#### The exercise:
Write out all the lines again, precisely as they stand, but without the images.

#### Entries provided:
-- start --

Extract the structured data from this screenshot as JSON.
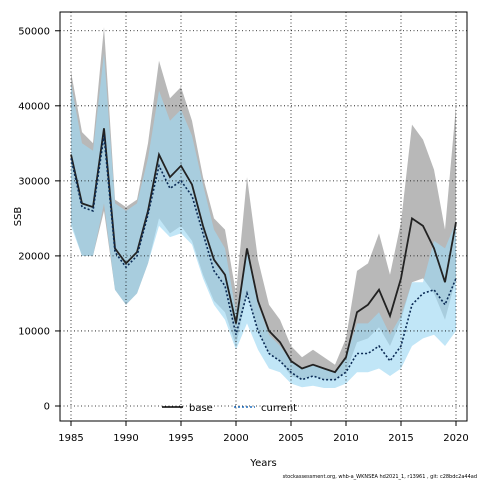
{
  "chart_data": {
    "type": "line",
    "xlabel": "Years",
    "ylabel": "SSB",
    "xlim": [
      1984,
      2021
    ],
    "ylim": [
      -2000,
      52500
    ],
    "x_ticks": [
      1985,
      1990,
      1995,
      2000,
      2005,
      2010,
      2015,
      2020
    ],
    "y_ticks": [
      0,
      10000,
      20000,
      30000,
      40000,
      50000
    ],
    "grid": true,
    "legend_position": "bottom-center",
    "years": [
      1985,
      1986,
      1987,
      1988,
      1989,
      1990,
      1991,
      1992,
      1993,
      1994,
      1995,
      1996,
      1997,
      1998,
      1999,
      2000,
      2001,
      2002,
      2003,
      2004,
      2005,
      2006,
      2007,
      2008,
      2009,
      2010,
      2011,
      2012,
      2013,
      2014,
      2015,
      2016,
      2017,
      2018,
      2019,
      2020
    ],
    "series": [
      {
        "name": "base",
        "color": "#000000",
        "band_color": "#a0a0a0",
        "values": [
          33500,
          27000,
          26500,
          37000,
          21000,
          19000,
          20500,
          26000,
          33500,
          30500,
          32000,
          29500,
          24000,
          19500,
          17500,
          11000,
          21000,
          14000,
          10000,
          8500,
          6000,
          5000,
          5500,
          5000,
          4500,
          6500,
          12500,
          13500,
          15500,
          12000,
          17000,
          25000,
          24000,
          21000,
          16500,
          24500
        ],
        "lower": [
          24500,
          20000,
          20000,
          26000,
          15500,
          13500,
          15000,
          19000,
          25000,
          23000,
          24000,
          22000,
          17500,
          14000,
          12500,
          8000,
          15000,
          10000,
          7000,
          6000,
          4000,
          3500,
          4000,
          3500,
          3500,
          4500,
          8500,
          9000,
          10500,
          8000,
          11500,
          16500,
          17000,
          15000,
          11500,
          17000
        ],
        "upper": [
          44500,
          36500,
          35000,
          50500,
          27500,
          26500,
          27500,
          35000,
          46000,
          41000,
          42500,
          38000,
          30500,
          25000,
          23500,
          15000,
          30500,
          19500,
          13500,
          11500,
          8000,
          6500,
          7500,
          6500,
          5500,
          9000,
          18000,
          19000,
          23000,
          17500,
          24500,
          37500,
          35500,
          31500,
          23500,
          40000
        ]
      },
      {
        "name": "current",
        "color": "#1f6fbf",
        "band_color": "#9fd8f2",
        "values": [
          33000,
          26500,
          26000,
          36000,
          20500,
          18500,
          20000,
          25500,
          32000,
          29000,
          30000,
          28000,
          23000,
          18000,
          16000,
          9500,
          15000,
          10000,
          7000,
          6000,
          4500,
          3500,
          4000,
          3500,
          3500,
          4500,
          7000,
          7000,
          8000,
          6000,
          8000,
          13500,
          15000,
          15500,
          13500,
          17000
        ],
        "lower": [
          24000,
          20000,
          20000,
          27000,
          15500,
          13500,
          15000,
          19000,
          24000,
          22500,
          23000,
          21500,
          17000,
          13500,
          11500,
          7500,
          11000,
          7500,
          5000,
          4500,
          3000,
          2500,
          2700,
          2400,
          2400,
          3000,
          4500,
          4500,
          5000,
          4000,
          5000,
          8000,
          9000,
          9500,
          8000,
          10000
        ],
        "upper": [
          43000,
          35000,
          34000,
          47000,
          27000,
          26000,
          27000,
          33000,
          42000,
          38000,
          39500,
          36000,
          29500,
          23500,
          21000,
          12500,
          20500,
          13500,
          9500,
          8000,
          6000,
          5000,
          5500,
          5000,
          4500,
          6500,
          11000,
          11000,
          12500,
          9500,
          12000,
          16500,
          16500,
          22000,
          21000,
          24500
        ]
      }
    ]
  },
  "footer": "stockassessment.org, whb-a_WKNSEA hd2021_1, r13961 , git: c28bdc2a44ad"
}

-- end --

#### Finished exercise:
Extract the structured data from this screenshot as JSON.
{
  "chart_data": {
    "type": "line",
    "xlabel": "Years",
    "ylabel": "SSB",
    "xlim": [
      1984,
      2021
    ],
    "ylim": [
      -2000,
      52500
    ],
    "x_ticks": [
      1985,
      1990,
      1995,
      2000,
      2005,
      2010,
      2015,
      2020
    ],
    "y_ticks": [
      0,
      10000,
      20000,
      30000,
      40000,
      50000
    ],
    "grid": true,
    "legend_position": "bottom-center",
    "years": [
      1985,
      1986,
      1987,
      1988,
      1989,
      1990,
      1991,
      1992,
      1993,
      1994,
      1995,
      1996,
      1997,
      1998,
      1999,
      2000,
      2001,
      2002,
      2003,
      2004,
      2005,
      2006,
      2007,
      2008,
      2009,
      2010,
      2011,
      2012,
      2013,
      2014,
      2015,
      2016,
      2017,
      2018,
      2019,
      2020
    ],
    "series": [
      {
        "name": "base",
        "color": "#000000",
        "band_color": "#a0a0a0",
        "values": [
          33500,
          27000,
          26500,
          37000,
          21000,
          19000,
          20500,
          26000,
          33500,
          30500,
          32000,
          29500,
          24000,
          19500,
          17500,
          11000,
          21000,
          14000,
          10000,
          8500,
          6000,
          5000,
          5500,
          5000,
          4500,
          6500,
          12500,
          13500,
          15500,
          12000,
          17000,
          25000,
          24000,
          21000,
          16500,
          24500
        ],
        "lower": [
          24500,
          20000,
          20000,
          26000,
          15500,
          13500,
          15000,
          19000,
          25000,
          23000,
          24000,
          22000,
          17500,
          14000,
          12500,
          8000,
          15000,
          10000,
          7000,
          6000,
          4000,
          3500,
          4000,
          3500,
          3500,
          4500,
          8500,
          9000,
          10500,
          8000,
          11500,
          16500,
          17000,
          15000,
          11500,
          17000
        ],
        "upper": [
          44500,
          36500,
          35000,
          50500,
          27500,
          26500,
          27500,
          35000,
          46000,
          41000,
          42500,
          38000,
          30500,
          25000,
          23500,
          15000,
          30500,
          19500,
          13500,
          11500,
          8000,
          6500,
          7500,
          6500,
          5500,
          9000,
          18000,
          19000,
          23000,
          17500,
          24500,
          37500,
          35500,
          31500,
          23500,
          40000
        ]
      },
      {
        "name": "current",
        "color": "#1f6fbf",
        "band_color": "#9fd8f2",
        "values": [
          33000,
          26500,
          26000,
          36000,
          20500,
          18500,
          20000,
          25500,
          32000,
          29000,
          30000,
          28000,
          23000,
          18000,
          16000,
          9500,
          15000,
          10000,
          7000,
          6000,
          4500,
          3500,
          4000,
          3500,
          3500,
          4500,
          7000,
          7000,
          8000,
          6000,
          8000,
          13500,
          15000,
          15500,
          13500,
          17000
        ],
        "lower": [
          24000,
          20000,
          20000,
          27000,
          15500,
          13500,
          15000,
          19000,
          24000,
          22500,
          23000,
          21500,
          17000,
          13500,
          11500,
          7500,
          11000,
          7500,
          5000,
          4500,
          3000,
          2500,
          2700,
          2400,
          2400,
          3000,
          4500,
          4500,
          5000,
          4000,
          5000,
          8000,
          9000,
          9500,
          8000,
          10000
        ],
        "upper": [
          43000,
          35000,
          34000,
          47000,
          27000,
          26000,
          27000,
          33000,
          42000,
          38000,
          39500,
          36000,
          29500,
          23500,
          21000,
          12500,
          20500,
          13500,
          9500,
          8000,
          6000,
          5000,
          5500,
          5000,
          4500,
          6500,
          11000,
          11000,
          12500,
          9500,
          12000,
          16500,
          16500,
          22000,
          21000,
          24500
        ]
      }
    ]
  },
  "footer": "stockassessment.org, whb-a_WKNSEA hd2021_1, r13961 , git: c28bdc2a44ad"
}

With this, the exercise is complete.